## Job:
Track down the lines that contain "CONDOMINIUM" and copy them.

## Given entries:

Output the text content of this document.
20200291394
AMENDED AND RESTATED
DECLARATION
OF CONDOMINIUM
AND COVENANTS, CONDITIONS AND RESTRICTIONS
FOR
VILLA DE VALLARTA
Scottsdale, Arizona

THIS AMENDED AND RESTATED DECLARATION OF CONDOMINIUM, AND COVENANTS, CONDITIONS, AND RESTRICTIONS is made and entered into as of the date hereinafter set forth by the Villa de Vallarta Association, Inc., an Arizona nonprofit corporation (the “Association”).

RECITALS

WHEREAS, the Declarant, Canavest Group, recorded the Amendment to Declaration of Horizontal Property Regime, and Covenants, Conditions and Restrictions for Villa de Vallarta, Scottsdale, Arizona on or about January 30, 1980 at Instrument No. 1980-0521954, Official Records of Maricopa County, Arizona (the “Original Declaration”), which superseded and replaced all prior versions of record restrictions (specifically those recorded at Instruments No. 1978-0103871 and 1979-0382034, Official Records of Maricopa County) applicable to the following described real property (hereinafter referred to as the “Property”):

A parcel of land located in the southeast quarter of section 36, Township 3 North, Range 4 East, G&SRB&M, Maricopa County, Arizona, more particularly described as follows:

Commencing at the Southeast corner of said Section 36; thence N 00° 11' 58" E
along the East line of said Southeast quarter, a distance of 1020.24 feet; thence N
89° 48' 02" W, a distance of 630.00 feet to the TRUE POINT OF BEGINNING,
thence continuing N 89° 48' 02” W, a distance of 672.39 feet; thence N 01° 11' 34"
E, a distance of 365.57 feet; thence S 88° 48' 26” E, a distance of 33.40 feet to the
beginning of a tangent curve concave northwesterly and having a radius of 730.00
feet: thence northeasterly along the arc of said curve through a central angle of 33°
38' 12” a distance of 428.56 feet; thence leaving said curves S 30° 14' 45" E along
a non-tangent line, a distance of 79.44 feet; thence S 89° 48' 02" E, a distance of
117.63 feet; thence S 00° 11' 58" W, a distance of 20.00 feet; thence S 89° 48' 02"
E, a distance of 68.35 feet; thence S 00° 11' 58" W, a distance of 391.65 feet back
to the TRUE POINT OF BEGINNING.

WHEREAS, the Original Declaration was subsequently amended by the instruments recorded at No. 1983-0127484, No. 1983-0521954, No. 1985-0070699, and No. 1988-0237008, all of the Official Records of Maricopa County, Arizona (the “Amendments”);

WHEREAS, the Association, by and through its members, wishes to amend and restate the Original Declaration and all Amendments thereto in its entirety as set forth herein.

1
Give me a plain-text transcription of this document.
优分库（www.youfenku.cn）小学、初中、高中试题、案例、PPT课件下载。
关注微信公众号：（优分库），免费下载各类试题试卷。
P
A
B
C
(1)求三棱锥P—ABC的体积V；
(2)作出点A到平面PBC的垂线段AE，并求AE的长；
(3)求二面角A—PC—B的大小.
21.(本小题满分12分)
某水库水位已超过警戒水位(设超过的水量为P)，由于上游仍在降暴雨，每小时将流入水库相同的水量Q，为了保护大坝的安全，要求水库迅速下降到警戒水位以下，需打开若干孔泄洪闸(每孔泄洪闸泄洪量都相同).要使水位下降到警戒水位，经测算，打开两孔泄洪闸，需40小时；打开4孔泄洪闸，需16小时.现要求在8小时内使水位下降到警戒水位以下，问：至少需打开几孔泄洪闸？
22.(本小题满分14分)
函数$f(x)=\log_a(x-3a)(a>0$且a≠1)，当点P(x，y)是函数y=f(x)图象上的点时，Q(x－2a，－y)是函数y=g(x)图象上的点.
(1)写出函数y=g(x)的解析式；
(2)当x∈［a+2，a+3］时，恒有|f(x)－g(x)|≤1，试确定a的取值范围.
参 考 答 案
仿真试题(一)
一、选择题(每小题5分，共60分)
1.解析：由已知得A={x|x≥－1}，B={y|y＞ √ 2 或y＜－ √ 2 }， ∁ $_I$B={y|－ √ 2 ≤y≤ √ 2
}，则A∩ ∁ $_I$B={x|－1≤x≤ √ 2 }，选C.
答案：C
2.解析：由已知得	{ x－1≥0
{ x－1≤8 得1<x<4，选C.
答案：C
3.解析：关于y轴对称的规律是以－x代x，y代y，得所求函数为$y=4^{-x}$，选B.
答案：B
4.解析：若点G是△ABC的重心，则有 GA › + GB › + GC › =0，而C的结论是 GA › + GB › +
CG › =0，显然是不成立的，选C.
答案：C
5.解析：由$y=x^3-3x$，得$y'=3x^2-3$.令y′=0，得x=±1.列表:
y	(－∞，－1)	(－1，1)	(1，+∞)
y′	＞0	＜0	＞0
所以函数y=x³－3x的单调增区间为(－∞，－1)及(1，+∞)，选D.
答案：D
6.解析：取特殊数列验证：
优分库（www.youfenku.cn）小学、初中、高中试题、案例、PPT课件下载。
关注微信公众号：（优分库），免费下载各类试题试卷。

## Solution for this exercise:
OF CONDOMINIUM
THIS AMENDED AND RESTATED DECLARATION OF CONDOMINIUM, AND COVENANTS, CONDITIONS, AND RESTRICTIONS is made and entered into as of the date hereinafter set forth by the Villa de Vallarta Association, Inc., an Arizona nonprofit corporation (the “Association”).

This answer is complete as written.